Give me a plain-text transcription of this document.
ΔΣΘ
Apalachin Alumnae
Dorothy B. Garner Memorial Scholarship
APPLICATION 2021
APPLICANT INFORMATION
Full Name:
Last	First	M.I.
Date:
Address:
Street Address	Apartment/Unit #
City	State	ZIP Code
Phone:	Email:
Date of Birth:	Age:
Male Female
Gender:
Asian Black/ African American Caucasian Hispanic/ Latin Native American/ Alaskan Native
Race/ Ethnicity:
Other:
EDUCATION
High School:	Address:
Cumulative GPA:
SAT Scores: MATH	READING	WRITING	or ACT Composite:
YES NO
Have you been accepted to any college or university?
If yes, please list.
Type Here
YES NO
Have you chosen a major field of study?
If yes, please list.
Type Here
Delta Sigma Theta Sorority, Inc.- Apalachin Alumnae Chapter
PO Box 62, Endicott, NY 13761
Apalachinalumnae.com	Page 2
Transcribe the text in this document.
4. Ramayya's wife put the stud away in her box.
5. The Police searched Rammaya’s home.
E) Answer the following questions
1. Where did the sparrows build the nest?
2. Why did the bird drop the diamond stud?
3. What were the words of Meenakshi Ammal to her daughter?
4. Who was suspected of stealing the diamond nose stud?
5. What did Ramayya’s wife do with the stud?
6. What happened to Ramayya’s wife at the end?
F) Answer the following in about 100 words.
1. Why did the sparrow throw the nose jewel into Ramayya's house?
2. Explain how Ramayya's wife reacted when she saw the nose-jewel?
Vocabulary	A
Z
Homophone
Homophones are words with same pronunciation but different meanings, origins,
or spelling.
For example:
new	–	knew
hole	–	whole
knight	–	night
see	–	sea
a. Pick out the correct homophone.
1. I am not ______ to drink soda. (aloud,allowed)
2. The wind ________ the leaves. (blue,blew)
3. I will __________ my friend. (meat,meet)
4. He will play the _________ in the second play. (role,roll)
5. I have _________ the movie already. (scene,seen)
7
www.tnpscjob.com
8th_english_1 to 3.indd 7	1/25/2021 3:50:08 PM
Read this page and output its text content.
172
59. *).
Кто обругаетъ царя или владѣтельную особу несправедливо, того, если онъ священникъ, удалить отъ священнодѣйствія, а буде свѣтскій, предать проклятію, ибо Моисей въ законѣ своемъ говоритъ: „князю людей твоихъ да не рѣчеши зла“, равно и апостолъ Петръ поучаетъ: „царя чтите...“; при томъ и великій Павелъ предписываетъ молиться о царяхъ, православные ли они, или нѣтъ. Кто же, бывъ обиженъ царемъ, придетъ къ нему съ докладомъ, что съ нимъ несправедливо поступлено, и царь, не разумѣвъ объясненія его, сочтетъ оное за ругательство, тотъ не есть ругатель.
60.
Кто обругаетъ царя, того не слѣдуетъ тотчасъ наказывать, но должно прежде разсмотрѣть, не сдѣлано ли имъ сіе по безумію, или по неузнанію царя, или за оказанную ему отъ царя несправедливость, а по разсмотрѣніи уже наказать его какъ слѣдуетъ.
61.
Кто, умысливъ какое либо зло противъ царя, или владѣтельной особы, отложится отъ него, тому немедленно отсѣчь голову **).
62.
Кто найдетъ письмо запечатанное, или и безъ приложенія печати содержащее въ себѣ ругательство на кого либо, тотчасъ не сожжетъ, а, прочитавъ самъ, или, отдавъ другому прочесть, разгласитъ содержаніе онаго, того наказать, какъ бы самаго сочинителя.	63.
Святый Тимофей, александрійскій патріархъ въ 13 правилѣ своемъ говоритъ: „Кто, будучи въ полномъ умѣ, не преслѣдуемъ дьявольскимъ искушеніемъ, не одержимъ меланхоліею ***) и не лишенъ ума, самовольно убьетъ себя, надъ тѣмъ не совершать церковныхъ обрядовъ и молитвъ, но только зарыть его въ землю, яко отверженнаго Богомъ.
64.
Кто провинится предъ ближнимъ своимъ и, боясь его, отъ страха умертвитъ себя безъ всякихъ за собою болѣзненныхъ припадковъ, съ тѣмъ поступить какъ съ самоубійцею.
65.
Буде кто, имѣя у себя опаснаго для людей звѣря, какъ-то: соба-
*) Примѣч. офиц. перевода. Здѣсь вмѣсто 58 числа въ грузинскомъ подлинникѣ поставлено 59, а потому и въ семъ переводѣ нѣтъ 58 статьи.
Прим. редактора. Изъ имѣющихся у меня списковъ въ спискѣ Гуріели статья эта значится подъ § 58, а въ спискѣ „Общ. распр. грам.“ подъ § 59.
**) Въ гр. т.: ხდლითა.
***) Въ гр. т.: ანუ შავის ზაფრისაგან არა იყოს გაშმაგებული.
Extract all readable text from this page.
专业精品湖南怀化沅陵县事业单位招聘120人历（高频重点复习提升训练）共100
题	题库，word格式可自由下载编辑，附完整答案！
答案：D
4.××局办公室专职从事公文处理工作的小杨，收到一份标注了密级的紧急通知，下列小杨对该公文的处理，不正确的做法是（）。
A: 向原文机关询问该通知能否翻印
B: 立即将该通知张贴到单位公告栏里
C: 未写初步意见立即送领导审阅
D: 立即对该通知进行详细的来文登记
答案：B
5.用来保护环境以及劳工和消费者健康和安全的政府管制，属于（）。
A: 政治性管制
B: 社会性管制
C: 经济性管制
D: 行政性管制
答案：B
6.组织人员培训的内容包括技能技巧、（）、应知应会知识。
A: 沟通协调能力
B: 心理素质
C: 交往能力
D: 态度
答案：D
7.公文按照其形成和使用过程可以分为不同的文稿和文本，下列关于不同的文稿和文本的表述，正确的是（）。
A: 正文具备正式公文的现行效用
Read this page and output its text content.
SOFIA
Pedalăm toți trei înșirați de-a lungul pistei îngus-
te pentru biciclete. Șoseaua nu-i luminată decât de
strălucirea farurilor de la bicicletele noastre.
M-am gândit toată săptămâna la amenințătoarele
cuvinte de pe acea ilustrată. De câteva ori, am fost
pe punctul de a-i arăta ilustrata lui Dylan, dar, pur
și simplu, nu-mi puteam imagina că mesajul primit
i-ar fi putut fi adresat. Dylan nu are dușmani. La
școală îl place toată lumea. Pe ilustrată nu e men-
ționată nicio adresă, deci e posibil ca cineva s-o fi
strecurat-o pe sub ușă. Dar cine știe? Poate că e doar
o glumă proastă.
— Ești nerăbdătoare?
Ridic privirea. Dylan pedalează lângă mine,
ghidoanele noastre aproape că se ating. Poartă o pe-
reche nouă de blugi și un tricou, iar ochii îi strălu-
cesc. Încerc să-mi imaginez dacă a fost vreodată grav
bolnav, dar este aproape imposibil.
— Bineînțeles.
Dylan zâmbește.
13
======
Task details:
Write the data from above out again, exactly.

Task answer:
Give me a plain-text transcription of this document.
ΔΣΘ
Apalachin Alumnae
Dorothy B. Garner Memorial Scholarship
APPLICATION 2021
APPLICANT INFORMATION
Full Name:
Last	First	M.I.
Date:
Address:
Street Address	Apartment/Unit #
City	State	ZIP Code
Phone:	Email:
Date of Birth:	Age:
Male Female
Gender:
Asian Black/ African American Caucasian Hispanic/ Latin Native American/ Alaskan Native
Race/ Ethnicity:
Other:
EDUCATION
High School:	Address:
Cumulative GPA:
SAT Scores: MATH	READING	WRITING	or ACT Composite:
YES NO
Have you been accepted to any college or university?
If yes, please list.
Type Here
YES NO
Have you chosen a major field of study?
If yes, please list.
Type Here
Delta Sigma Theta Sorority, Inc.- Apalachin Alumnae Chapter
PO Box 62, Endicott, NY 13761
Apalachinalumnae.com	Page 2
Transcribe the text in this document.
4. Ramayya's wife put the stud away in her box.
5. The Police searched Rammaya’s home.
E) Answer the following questions
1. Where did the sparrows build the nest?
2. Why did the bird drop the diamond stud?
3. What were the words of Meenakshi Ammal to her daughter?
4. Who was suspected of stealing the diamond nose stud?
5. What did Ramayya’s wife do with the stud?
6. What happened to Ramayya’s wife at the end?
F) Answer the following in about 100 words.
1. Why did the sparrow throw the nose jewel into Ramayya's house?
2. Explain how Ramayya's wife reacted when she saw the nose-jewel?
Vocabulary	A
Z
Homophone
Homophones are words with same pronunciation but different meanings, origins,
or spelling.
For example:
new	–	knew
hole	–	whole
knight	–	night
see	–	sea
a. Pick out the correct homophone.
1. I am not ______ to drink soda. (aloud,allowed)
2. The wind ________ the leaves. (blue,blew)
3. I will __________ my friend. (meat,meet)
4. He will play the _________ in the second play. (role,roll)
5. I have _________ the movie already. (scene,seen)
7
www.tnpscjob.com
8th_english_1 to 3.indd 7	1/25/2021 3:50:08 PM
Read this page and output its text content.
172
59. *).
Кто обругаетъ царя или владѣтельную особу несправедливо, того, если онъ священникъ, удалить отъ священнодѣйствія, а буде свѣтскій, предать проклятію, ибо Моисей въ законѣ своемъ говоритъ: „князю людей твоихъ да не рѣчеши зла“, равно и апостолъ Петръ поучаетъ: „царя чтите...“; при томъ и великій Павелъ предписываетъ молиться о царяхъ, православные ли они, или нѣтъ. Кто же, бывъ обиженъ царемъ, придетъ къ нему съ докладомъ, что съ нимъ несправедливо поступлено, и царь, не разумѣвъ объясненія его, сочтетъ оное за ругательство, тотъ не есть ругатель.
60.
Кто обругаетъ царя, того не слѣдуетъ тотчасъ наказывать, но должно прежде разсмотрѣть, не сдѣлано ли имъ сіе по безумію, или по неузнанію царя, или за оказанную ему отъ царя несправедливость, а по разсмотрѣніи уже наказать его какъ слѣдуетъ.
61.
Кто, умысливъ какое либо зло противъ царя, или владѣтельной особы, отложится отъ него, тому немедленно отсѣчь голову **).
62.
Кто найдетъ письмо запечатанное, или и безъ приложенія печати содержащее въ себѣ ругательство на кого либо, тотчасъ не сожжетъ, а, прочитавъ самъ, или, отдавъ другому прочесть, разгласитъ содержаніе онаго, того наказать, какъ бы самаго сочинителя.	63.
Святый Тимофей, александрійскій патріархъ въ 13 правилѣ своемъ говоритъ: „Кто, будучи въ полномъ умѣ, не преслѣдуемъ дьявольскимъ искушеніемъ, не одержимъ меланхоліею ***) и не лишенъ ума, самовольно убьетъ себя, надъ тѣмъ не совершать церковныхъ обрядовъ и молитвъ, но только зарыть его въ землю, яко отверженнаго Богомъ.
64.
Кто провинится предъ ближнимъ своимъ и, боясь его, отъ страха умертвитъ себя безъ всякихъ за собою болѣзненныхъ припадковъ, съ тѣмъ поступить какъ съ самоубійцею.
65.
Буде кто, имѣя у себя опаснаго для людей звѣря, какъ-то: соба-
*) Примѣч. офиц. перевода. Здѣсь вмѣсто 58 числа въ грузинскомъ подлинникѣ поставлено 59, а потому и въ семъ переводѣ нѣтъ 58 статьи.
Прим. редактора. Изъ имѣющихся у меня списковъ въ спискѣ Гуріели статья эта значится подъ § 58, а въ спискѣ „Общ. распр. грам.“ подъ § 59.
**) Въ гр. т.: ხდლითა.
***) Въ гр. т.: ანუ შავის ზაფრისაგან არა იყოს გაშმაგებული.
Extract all readable text from this page.
专业精品湖南怀化沅陵县事业单位招聘120人历（高频重点复习提升训练）共100
题	题库，word格式可自由下载编辑，附完整答案！
答案：D
4.××局办公室专职从事公文处理工作的小杨，收到一份标注了密级的紧急通知，下列小杨对该公文的处理，不正确的做法是（）。
A: 向原文机关询问该通知能否翻印
B: 立即将该通知张贴到单位公告栏里
C: 未写初步意见立即送领导审阅
D: 立即对该通知进行详细的来文登记
答案：B
5.用来保护环境以及劳工和消费者健康和安全的政府管制，属于（）。
A: 政治性管制
B: 社会性管制
C: 经济性管制
D: 行政性管制
答案：B
6.组织人员培训的内容包括技能技巧、（）、应知应会知识。
A: 沟通协调能力
B: 心理素质
C: 交往能力
D: 态度
答案：D
7.公文按照其形成和使用过程可以分为不同的文稿和文本，下列关于不同的文稿和文本的表述，正确的是（）。
A: 正文具备正式公文的现行效用
Read this page and output its text content.
SOFIA
Pedalăm toți trei înșirați de-a lungul pistei îngus-
te pentru biciclete. Șoseaua nu-i luminată decât de
strălucirea farurilor de la bicicletele noastre.
M-am gândit toată săptămâna la amenințătoarele
cuvinte de pe acea ilustrată. De câteva ori, am fost
pe punctul de a-i arăta ilustrata lui Dylan, dar, pur
și simplu, nu-mi puteam imagina că mesajul primit
i-ar fi putut fi adresat. Dylan nu are dușmani. La
școală îl place toată lumea. Pe ilustrată nu e men-
ționată nicio adresă, deci e posibil ca cineva s-o fi
strecurat-o pe sub ușă. Dar cine știe? Poate că e doar
o glumă proastă.
— Ești nerăbdătoare?
Ridic privirea. Dylan pedalează lângă mine,
ghidoanele noastre aproape că se ating. Poartă o pe-
reche nouă de blugi și un tricou, iar ochii îi strălu-
cesc. Încerc să-mi imaginez dacă a fost vreodată grav
bolnav, dar este aproape imposibil.
— Bineînțeles.
Dylan zâmbește.
13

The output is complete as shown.